Task prompt — State the number of lines that contain "Atas", with no other text.
*****
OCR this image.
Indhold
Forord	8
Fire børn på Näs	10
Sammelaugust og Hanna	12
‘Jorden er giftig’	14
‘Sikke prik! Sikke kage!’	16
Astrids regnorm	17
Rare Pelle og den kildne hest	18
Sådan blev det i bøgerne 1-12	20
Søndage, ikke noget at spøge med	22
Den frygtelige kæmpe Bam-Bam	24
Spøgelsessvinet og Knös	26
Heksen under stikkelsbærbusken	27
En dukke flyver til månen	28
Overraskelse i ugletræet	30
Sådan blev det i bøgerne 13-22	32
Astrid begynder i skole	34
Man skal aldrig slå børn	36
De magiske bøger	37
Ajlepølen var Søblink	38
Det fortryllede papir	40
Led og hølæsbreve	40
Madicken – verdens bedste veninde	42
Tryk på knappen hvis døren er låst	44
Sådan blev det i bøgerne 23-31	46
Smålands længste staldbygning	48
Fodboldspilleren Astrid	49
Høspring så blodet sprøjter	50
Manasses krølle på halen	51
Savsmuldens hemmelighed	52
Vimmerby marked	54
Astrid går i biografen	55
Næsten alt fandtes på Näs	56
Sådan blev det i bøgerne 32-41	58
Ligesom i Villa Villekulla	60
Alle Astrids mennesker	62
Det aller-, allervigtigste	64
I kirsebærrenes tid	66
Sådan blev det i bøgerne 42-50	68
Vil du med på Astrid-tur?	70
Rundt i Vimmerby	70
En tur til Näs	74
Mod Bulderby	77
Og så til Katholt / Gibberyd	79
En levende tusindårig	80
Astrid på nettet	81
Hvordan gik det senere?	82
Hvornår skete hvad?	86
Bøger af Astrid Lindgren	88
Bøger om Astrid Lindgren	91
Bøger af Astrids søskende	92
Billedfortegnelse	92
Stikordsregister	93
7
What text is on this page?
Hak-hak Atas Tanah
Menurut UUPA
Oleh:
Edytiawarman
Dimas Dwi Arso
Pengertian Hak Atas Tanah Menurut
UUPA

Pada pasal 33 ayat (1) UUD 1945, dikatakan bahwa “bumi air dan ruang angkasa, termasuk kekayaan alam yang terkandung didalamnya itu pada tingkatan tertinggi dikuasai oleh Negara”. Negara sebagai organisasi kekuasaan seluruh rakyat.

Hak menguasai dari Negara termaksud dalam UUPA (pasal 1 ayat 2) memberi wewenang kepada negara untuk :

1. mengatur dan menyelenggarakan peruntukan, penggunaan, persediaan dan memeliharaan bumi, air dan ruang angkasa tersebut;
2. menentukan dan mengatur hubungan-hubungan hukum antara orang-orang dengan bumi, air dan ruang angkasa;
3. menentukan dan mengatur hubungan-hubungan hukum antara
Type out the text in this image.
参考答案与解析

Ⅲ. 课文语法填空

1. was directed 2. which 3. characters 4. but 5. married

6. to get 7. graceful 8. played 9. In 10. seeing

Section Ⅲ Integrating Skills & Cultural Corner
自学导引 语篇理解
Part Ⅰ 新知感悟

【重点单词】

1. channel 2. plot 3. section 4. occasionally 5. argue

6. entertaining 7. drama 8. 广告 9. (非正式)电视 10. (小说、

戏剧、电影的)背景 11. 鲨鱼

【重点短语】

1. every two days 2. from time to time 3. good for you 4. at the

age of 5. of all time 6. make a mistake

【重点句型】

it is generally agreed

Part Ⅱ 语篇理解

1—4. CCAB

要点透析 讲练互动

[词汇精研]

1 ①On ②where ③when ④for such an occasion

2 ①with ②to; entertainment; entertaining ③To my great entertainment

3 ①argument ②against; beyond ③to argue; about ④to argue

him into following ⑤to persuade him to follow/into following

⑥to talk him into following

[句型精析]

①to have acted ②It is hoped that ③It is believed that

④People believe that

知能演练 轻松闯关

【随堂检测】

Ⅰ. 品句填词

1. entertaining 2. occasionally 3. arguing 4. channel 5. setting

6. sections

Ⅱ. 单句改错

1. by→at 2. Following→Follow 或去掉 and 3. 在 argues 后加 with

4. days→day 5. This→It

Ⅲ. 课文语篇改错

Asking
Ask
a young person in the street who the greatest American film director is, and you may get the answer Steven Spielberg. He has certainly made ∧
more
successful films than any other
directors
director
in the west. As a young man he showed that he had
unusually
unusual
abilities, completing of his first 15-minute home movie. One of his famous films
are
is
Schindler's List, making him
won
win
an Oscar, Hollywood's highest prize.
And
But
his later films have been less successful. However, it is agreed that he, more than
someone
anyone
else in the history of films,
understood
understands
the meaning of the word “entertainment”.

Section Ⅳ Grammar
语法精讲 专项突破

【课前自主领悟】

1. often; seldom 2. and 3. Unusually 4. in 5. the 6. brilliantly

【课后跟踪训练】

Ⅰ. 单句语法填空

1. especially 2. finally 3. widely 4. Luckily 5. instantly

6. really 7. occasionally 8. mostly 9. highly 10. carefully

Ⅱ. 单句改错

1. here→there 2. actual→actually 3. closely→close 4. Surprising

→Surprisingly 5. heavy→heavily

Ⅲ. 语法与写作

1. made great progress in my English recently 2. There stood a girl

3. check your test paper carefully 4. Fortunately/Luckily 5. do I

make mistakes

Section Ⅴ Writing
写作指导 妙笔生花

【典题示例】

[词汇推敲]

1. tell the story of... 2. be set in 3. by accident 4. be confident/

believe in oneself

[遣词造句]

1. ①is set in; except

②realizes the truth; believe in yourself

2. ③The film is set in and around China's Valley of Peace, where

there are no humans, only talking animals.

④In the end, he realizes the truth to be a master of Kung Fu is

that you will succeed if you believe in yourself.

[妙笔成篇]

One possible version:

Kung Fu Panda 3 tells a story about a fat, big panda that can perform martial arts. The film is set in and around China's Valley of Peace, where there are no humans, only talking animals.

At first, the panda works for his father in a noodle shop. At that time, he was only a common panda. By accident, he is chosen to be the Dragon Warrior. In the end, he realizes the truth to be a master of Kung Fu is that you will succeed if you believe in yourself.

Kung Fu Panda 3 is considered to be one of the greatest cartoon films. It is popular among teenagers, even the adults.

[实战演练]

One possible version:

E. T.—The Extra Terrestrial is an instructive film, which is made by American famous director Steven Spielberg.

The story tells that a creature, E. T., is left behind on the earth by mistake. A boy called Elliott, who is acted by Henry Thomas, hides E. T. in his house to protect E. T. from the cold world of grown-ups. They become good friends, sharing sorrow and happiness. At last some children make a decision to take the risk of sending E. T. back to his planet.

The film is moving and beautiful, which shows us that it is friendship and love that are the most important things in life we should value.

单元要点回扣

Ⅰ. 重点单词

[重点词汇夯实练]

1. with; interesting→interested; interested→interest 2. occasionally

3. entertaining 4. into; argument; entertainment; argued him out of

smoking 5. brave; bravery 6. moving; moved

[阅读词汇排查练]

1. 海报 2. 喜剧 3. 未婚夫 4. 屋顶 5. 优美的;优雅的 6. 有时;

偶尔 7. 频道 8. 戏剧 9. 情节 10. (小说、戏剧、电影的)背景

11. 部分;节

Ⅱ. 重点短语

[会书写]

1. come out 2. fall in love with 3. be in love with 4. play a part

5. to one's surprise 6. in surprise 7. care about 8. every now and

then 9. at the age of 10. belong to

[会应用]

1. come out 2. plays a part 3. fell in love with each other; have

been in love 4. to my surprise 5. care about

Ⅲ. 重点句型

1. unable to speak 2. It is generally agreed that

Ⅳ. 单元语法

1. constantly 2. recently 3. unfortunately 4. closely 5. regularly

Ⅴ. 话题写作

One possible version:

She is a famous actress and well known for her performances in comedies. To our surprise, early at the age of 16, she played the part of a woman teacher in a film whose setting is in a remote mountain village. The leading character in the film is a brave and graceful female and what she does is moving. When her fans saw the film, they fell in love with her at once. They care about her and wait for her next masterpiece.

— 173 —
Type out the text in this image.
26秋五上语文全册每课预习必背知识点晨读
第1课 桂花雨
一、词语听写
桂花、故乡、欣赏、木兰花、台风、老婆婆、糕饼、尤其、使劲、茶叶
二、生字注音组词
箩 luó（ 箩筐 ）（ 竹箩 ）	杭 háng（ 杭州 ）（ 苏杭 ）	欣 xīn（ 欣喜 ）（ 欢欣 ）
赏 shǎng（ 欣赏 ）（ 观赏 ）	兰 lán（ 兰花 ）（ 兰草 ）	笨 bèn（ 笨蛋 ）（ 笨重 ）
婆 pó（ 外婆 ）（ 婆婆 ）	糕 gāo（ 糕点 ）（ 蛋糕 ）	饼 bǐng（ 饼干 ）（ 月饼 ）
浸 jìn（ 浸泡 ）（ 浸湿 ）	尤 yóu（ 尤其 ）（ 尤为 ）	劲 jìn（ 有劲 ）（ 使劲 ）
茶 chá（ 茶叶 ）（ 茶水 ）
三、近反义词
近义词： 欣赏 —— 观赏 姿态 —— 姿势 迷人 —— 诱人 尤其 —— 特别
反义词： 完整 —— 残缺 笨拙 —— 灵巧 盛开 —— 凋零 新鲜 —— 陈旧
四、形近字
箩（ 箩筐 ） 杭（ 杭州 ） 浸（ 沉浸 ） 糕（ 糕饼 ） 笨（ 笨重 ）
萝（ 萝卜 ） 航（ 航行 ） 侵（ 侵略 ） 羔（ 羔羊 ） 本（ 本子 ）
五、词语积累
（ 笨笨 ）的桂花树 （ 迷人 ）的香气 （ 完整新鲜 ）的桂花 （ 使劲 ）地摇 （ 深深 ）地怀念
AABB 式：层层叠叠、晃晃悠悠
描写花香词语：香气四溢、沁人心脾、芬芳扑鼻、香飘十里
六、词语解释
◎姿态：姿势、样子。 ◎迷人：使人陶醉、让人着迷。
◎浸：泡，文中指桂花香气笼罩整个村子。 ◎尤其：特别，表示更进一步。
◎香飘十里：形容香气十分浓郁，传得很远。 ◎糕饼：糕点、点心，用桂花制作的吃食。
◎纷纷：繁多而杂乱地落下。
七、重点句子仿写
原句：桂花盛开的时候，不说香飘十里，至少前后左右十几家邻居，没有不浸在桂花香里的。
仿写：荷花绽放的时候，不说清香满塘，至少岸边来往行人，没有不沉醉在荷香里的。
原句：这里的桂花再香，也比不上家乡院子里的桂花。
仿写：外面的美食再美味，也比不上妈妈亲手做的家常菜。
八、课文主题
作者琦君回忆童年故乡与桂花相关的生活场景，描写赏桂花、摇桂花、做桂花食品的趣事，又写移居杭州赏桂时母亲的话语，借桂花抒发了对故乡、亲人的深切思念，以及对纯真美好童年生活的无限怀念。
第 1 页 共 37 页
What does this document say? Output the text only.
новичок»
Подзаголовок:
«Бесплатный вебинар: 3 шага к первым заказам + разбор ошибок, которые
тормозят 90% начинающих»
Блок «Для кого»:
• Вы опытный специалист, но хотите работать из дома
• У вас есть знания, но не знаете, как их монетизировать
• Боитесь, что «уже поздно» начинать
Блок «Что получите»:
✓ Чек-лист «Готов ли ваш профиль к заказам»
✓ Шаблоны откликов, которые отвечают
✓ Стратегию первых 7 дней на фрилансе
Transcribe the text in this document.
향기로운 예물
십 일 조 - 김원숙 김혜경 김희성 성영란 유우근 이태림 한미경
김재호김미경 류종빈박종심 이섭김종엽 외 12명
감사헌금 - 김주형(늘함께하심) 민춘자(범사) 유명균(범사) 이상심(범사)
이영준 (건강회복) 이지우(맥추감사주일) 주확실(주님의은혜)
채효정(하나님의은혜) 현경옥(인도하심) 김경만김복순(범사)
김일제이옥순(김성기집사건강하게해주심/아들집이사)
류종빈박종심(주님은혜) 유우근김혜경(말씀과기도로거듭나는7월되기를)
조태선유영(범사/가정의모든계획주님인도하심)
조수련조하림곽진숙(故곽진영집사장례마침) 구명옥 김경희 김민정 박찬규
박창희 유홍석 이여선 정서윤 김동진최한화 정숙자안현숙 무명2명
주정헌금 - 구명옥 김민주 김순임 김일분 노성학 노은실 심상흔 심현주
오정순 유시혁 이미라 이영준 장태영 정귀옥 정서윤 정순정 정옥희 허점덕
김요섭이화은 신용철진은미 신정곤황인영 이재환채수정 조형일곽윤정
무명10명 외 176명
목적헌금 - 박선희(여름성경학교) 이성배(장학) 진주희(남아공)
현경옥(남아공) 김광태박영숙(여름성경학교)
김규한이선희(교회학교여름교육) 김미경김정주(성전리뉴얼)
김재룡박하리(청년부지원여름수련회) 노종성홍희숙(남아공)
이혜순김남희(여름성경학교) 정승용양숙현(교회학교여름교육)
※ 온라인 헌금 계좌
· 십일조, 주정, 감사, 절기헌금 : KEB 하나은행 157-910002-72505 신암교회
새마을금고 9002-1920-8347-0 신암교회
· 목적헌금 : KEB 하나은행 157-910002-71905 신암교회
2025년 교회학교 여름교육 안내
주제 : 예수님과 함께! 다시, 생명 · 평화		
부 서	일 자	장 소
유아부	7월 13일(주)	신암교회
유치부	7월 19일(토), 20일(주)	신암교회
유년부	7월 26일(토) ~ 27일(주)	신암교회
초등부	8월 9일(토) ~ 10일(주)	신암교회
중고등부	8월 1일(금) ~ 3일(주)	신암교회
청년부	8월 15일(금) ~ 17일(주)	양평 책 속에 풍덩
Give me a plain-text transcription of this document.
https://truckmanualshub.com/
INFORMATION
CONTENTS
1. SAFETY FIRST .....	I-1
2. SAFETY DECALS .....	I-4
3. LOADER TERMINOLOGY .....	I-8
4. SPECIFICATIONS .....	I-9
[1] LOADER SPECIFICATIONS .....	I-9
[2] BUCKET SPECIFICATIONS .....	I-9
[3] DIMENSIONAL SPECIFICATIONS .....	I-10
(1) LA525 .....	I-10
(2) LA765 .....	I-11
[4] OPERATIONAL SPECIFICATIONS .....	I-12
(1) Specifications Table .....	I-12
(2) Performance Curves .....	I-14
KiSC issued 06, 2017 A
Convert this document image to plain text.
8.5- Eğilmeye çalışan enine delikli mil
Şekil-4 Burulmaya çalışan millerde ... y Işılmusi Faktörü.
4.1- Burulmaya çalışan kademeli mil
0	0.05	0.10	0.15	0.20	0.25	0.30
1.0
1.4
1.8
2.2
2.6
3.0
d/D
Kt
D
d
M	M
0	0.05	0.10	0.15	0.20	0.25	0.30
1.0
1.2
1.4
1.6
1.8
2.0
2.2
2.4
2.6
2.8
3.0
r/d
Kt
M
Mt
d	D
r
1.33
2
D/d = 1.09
*****
The completed task — 2